→ **EXERCISE**:
Output the material word for word. Leave each picture out.

Begin RECORD EXCERPTS

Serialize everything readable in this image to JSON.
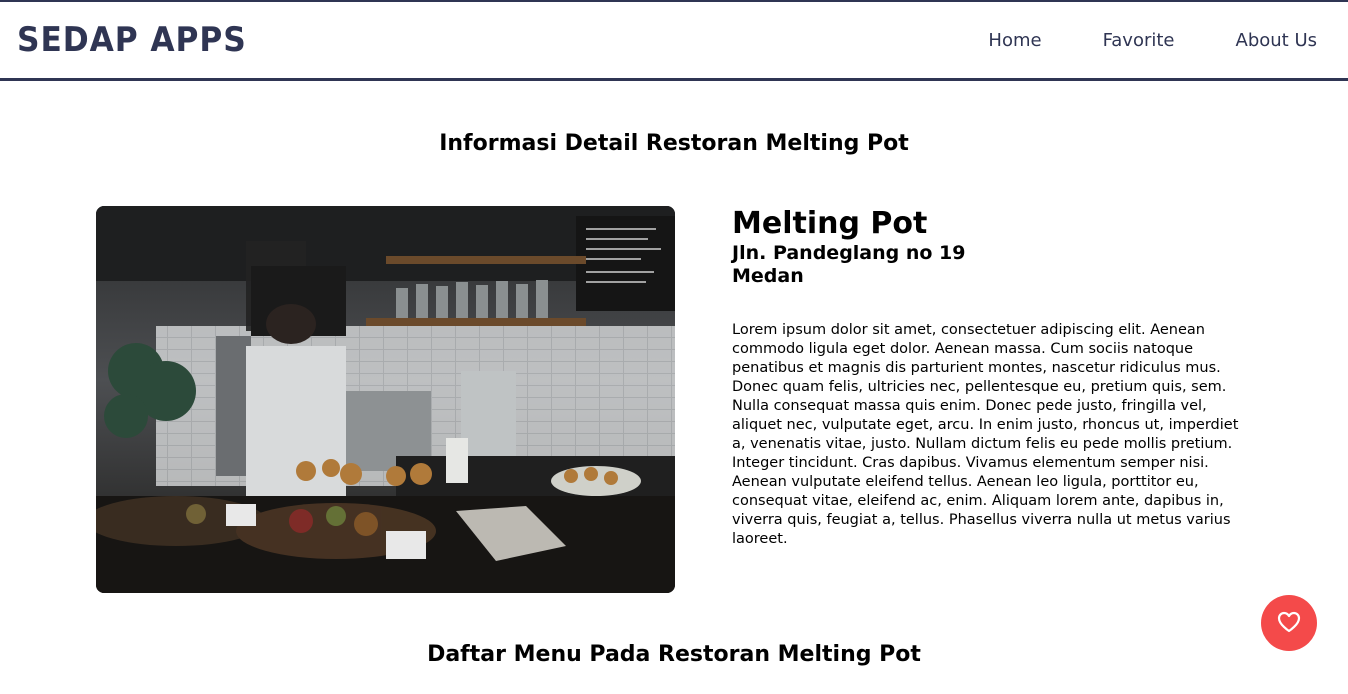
{
  "header": {
    "brand": "SEDAP APPS",
    "nav": [
      {
        "label": "Home"
      },
      {
        "label": "Favorite"
      },
      {
        "label": "About Us"
      }
    ]
  },
  "detail": {
    "section_title": "Informasi Detail Restoran Melting Pot",
    "image_alt": "Melting Pot",
    "name": "Melting Pot",
    "address": "Jln. Pandeglang no 19",
    "city": "Medan",
    "description": "Lorem ipsum dolor sit amet, consectetuer adipiscing elit. Aenean commodo ligula eget dolor. Aenean massa. Cum sociis natoque penatibus et magnis dis parturient montes, nascetur ridiculus mus. Donec quam felis, ultricies nec, pellentesque eu, pretium quis, sem. Nulla consequat massa quis enim. Donec pede justo, fringilla vel, aliquet nec, vulputate eget, arcu. In enim justo, rhoncus ut, imperdiet a, venenatis vitae, justo. Nullam dictum felis eu pede mollis pretium. Integer tincidunt. Cras dapibus. Vivamus elementum semper nisi. Aenean vulputate eleifend tellus. Aenean leo ligula, porttitor eu, consequat vitae, eleifend ac, enim. Aliquam lorem ante, dapibus in, viverra quis, feugiat a, tellus. Phasellus viverra nulla ut metus varius laoreet."
  },
  "menu": {
    "section_title": "Daftar Menu Pada Restoran Melting Pot"
  },
  "favorite_button": {
    "icon": "heart-icon",
    "color": "#f44a4a"
  },
  "theme": {
    "primary": "#2f3553"
  }
}
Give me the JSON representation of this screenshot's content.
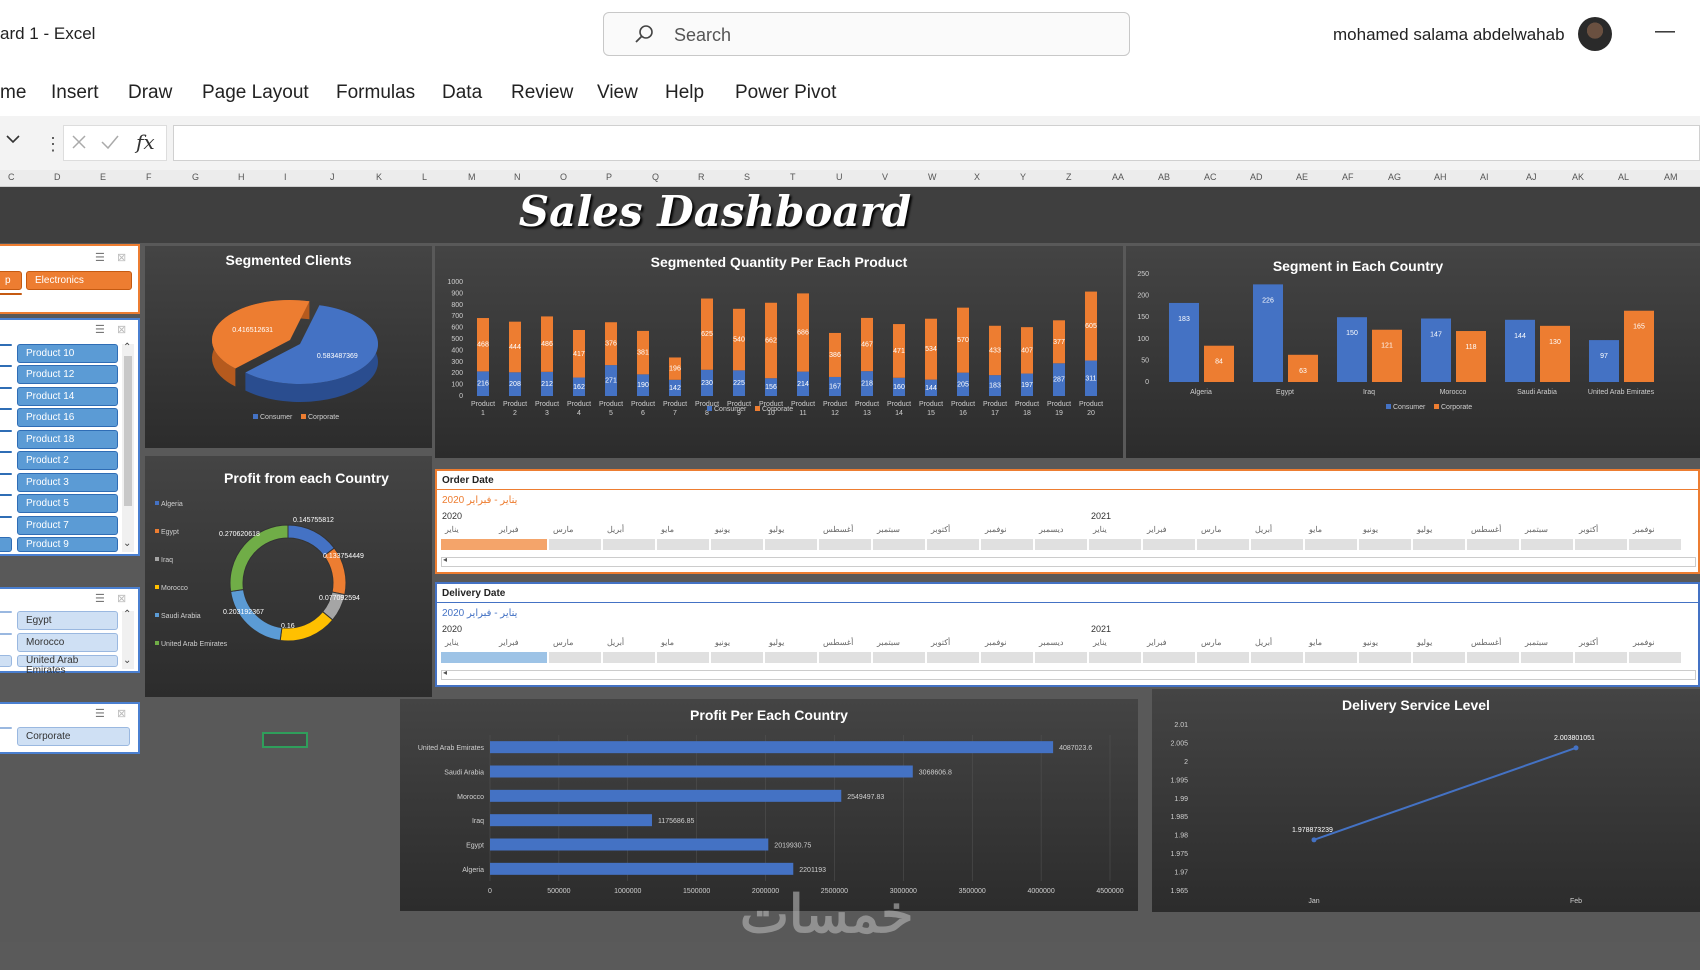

End RECORD EXCERPTS

→ **RESPONSE TO THE TASK**:
Serialize everything readable in this image to JSON.
{
  "header": {
    "brand": "SEDAP APPS",
    "nav": [
      {
        "label": "Home"
      },
      {
        "label": "Favorite"
      },
      {
        "label": "About Us"
      }
    ]
  },
  "detail": {
    "section_title": "Informasi Detail Restoran Melting Pot",
    "image_alt": "Melting Pot",
    "name": "Melting Pot",
    "address": "Jln. Pandeglang no 19",
    "city": "Medan",
    "description": "Lorem ipsum dolor sit amet, consectetuer adipiscing elit. Aenean commodo ligula eget dolor. Aenean massa. Cum sociis natoque penatibus et magnis dis parturient montes, nascetur ridiculus mus. Donec quam felis, ultricies nec, pellentesque eu, pretium quis, sem. Nulla consequat massa quis enim. Donec pede justo, fringilla vel, aliquet nec, vulputate eget, arcu. In enim justo, rhoncus ut, imperdiet a, venenatis vitae, justo. Nullam dictum felis eu pede mollis pretium. Integer tincidunt. Cras dapibus. Vivamus elementum semper nisi. Aenean vulputate eleifend tellus. Aenean leo ligula, porttitor eu, consequat vitae, eleifend ac, enim. Aliquam lorem ante, dapibus in, viverra quis, feugiat a, tellus. Phasellus viverra nulla ut metus varius laoreet."
  },
  "menu": {
    "section_title": "Daftar Menu Pada Restoran Melting Pot"
  },
  "favorite_button": {
    "icon": "heart-icon",
    "color": "#f44a4a"
  },
  "theme": {
    "primary": "#2f3553"
  }
}
Give me the JSON representation of this screenshot's content.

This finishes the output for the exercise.